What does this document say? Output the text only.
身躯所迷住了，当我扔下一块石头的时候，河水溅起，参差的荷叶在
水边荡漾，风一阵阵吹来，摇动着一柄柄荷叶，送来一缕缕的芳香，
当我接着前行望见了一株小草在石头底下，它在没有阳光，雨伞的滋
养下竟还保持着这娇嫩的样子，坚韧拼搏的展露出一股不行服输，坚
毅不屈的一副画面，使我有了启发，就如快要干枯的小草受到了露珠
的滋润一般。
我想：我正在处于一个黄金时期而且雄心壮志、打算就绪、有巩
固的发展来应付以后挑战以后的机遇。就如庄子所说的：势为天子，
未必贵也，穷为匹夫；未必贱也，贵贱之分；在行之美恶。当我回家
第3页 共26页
──────────────────────────────
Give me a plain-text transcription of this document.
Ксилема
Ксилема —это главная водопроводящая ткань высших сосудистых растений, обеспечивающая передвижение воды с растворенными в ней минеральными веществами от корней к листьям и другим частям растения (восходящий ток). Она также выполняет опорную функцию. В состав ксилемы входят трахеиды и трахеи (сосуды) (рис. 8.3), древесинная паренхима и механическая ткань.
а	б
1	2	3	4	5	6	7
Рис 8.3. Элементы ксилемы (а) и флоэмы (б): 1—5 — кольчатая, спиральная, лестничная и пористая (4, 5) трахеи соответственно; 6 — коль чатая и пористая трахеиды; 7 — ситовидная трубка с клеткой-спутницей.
──────────────────────────────
§ **Exercise brief**
Where a line of the entries contains the word "text", copy that line.

§ **Completed task**
What does this document say? Output the text only.
Give me a plain-text transcription of this document.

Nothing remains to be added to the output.